Task to carry out — Where a line holds the word "kaudelle", copy that line.

-.-.-

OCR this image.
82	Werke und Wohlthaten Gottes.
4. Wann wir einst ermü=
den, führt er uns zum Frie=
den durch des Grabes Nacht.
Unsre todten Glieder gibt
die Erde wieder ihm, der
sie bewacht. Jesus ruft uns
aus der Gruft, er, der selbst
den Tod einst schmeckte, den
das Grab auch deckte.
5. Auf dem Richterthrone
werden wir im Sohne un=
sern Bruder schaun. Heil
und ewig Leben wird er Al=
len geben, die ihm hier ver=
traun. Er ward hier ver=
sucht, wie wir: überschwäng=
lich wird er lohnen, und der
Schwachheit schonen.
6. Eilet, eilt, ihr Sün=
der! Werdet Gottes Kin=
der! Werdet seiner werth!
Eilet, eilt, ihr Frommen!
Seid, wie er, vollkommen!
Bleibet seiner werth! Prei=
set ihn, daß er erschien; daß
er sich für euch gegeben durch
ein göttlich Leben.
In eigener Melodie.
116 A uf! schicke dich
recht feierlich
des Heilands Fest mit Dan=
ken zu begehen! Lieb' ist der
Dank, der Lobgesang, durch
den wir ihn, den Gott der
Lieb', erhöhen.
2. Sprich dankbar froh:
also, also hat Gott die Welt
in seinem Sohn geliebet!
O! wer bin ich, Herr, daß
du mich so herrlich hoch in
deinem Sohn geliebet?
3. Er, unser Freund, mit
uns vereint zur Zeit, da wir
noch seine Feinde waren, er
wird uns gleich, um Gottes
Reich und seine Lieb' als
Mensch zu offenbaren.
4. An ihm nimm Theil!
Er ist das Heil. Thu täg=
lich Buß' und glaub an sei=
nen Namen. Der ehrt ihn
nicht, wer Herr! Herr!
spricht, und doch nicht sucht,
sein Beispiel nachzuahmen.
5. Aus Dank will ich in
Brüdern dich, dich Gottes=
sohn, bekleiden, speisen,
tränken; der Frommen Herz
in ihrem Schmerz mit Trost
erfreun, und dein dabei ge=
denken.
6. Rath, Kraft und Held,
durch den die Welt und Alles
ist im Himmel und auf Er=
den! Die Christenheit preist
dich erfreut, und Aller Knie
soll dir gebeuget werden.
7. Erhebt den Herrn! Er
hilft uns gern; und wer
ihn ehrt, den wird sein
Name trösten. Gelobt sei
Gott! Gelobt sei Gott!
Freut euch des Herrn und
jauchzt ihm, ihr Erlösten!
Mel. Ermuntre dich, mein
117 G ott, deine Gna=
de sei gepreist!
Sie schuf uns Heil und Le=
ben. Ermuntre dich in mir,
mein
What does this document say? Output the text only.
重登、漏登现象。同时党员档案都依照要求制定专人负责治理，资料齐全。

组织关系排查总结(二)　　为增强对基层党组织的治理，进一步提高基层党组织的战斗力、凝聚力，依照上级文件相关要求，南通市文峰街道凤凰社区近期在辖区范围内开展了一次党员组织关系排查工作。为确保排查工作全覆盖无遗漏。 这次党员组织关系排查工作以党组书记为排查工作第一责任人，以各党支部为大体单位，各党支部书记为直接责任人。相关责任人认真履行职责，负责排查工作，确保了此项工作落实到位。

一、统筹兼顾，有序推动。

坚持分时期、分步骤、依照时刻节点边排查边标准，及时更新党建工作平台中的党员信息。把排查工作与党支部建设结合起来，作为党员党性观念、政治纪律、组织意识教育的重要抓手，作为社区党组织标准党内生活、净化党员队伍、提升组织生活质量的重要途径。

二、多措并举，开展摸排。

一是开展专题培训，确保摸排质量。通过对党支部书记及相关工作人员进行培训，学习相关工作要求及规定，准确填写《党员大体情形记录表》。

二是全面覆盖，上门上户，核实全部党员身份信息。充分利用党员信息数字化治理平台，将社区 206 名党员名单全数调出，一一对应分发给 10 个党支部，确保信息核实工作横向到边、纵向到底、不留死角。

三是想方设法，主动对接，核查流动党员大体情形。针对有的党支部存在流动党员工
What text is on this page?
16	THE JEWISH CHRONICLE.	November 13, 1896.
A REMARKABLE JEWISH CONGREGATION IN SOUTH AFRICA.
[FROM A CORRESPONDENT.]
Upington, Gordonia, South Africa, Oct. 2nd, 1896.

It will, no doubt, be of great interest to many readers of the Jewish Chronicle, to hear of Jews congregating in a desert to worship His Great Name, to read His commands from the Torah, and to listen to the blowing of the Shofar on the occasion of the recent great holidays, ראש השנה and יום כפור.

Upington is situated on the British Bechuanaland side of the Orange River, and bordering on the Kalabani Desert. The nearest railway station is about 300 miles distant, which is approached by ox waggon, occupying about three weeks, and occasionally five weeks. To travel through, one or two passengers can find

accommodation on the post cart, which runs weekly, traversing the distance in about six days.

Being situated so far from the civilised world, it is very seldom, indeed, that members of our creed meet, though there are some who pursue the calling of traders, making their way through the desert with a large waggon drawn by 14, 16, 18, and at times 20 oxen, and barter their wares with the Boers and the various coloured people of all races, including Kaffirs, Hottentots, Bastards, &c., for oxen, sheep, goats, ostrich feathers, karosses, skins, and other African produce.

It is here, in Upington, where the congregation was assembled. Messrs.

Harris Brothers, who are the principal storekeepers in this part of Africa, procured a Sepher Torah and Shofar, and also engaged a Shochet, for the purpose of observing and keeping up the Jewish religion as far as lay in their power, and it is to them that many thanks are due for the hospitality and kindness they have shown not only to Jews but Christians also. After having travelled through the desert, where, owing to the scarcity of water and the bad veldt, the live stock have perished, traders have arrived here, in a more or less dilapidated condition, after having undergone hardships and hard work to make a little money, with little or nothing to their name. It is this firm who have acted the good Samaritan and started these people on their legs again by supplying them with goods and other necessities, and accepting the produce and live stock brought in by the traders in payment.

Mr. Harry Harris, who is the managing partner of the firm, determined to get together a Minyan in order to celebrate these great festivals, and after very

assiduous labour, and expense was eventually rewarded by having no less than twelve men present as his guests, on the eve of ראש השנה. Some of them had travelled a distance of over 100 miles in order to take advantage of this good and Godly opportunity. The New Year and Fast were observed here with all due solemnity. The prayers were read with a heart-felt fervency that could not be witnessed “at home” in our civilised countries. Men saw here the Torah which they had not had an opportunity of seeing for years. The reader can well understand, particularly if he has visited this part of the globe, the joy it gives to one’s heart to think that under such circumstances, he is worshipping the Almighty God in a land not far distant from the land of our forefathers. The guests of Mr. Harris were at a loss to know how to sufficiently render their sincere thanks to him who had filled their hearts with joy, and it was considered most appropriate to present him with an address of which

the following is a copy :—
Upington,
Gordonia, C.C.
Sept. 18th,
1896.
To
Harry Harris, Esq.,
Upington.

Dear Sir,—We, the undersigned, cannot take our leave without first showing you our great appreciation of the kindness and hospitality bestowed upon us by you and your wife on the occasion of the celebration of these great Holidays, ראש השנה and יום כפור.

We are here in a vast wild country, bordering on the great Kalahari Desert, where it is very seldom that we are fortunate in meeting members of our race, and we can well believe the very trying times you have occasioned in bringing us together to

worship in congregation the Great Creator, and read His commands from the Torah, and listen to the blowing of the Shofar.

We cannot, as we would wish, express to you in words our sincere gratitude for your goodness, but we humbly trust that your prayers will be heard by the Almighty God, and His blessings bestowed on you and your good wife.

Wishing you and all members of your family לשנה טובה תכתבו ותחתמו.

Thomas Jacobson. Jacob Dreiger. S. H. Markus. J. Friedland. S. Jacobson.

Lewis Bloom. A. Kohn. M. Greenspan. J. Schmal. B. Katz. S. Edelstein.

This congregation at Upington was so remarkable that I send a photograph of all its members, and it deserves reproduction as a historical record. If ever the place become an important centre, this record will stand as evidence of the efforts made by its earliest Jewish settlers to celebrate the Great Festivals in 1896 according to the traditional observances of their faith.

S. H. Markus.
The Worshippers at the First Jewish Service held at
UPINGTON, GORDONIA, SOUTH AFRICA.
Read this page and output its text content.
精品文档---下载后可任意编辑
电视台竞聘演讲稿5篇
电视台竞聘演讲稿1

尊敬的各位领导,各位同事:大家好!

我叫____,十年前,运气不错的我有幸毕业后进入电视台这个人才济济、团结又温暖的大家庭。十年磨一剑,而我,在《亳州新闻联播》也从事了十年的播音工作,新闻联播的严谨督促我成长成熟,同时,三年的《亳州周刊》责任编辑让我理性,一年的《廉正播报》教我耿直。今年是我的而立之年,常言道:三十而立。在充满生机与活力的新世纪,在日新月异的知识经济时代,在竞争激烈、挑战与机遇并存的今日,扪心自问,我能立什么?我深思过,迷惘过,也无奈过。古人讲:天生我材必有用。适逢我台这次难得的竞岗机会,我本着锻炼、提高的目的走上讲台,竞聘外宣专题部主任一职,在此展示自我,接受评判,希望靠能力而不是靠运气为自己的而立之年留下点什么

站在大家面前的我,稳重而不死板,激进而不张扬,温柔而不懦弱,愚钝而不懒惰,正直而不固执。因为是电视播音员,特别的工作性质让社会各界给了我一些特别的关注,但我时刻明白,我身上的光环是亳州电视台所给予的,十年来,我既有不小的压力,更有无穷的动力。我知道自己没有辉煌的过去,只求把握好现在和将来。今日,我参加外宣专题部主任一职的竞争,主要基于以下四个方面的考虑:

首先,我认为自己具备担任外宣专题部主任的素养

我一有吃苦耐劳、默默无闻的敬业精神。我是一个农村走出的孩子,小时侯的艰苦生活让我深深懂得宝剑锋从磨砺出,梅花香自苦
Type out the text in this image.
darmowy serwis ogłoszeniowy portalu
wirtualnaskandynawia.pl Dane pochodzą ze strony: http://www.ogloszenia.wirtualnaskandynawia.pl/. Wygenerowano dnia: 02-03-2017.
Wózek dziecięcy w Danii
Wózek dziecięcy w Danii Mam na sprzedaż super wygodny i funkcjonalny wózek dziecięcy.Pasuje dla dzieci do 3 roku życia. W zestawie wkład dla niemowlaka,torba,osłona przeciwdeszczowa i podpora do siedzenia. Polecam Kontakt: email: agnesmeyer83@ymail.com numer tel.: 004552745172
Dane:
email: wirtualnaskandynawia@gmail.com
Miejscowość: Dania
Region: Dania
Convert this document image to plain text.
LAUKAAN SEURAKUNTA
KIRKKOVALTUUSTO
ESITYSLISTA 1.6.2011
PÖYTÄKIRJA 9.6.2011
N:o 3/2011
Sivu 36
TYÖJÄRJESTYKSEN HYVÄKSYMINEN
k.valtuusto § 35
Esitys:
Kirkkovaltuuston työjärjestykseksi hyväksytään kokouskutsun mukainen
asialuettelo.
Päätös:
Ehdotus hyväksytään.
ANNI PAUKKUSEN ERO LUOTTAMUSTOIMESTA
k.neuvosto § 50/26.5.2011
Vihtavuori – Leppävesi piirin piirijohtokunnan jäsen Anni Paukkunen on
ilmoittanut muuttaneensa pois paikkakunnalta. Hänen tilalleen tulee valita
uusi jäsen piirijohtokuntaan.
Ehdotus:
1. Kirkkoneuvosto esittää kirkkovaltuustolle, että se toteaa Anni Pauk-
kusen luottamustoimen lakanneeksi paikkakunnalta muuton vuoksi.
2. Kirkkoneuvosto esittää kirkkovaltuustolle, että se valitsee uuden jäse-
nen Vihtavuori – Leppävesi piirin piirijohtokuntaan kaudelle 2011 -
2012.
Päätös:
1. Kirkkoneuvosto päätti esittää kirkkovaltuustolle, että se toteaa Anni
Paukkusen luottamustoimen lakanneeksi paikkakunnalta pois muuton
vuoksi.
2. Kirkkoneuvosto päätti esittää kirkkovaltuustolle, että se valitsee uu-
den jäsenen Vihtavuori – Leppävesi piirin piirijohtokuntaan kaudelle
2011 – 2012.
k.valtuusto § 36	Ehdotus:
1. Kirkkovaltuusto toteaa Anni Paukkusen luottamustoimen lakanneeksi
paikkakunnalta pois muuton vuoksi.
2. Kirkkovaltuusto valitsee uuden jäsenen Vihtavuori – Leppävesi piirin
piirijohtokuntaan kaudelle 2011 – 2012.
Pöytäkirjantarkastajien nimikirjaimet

-.-.-

Solution to the exercise —
nen Vihtavuori – Leppävesi piirin piirijohtokuntaan kaudelle 2011 -
den jäsenen Vihtavuori – Leppävesi piirin piirijohtokuntaan kaudelle
piirijohtokuntaan kaudelle 2011 – 2012.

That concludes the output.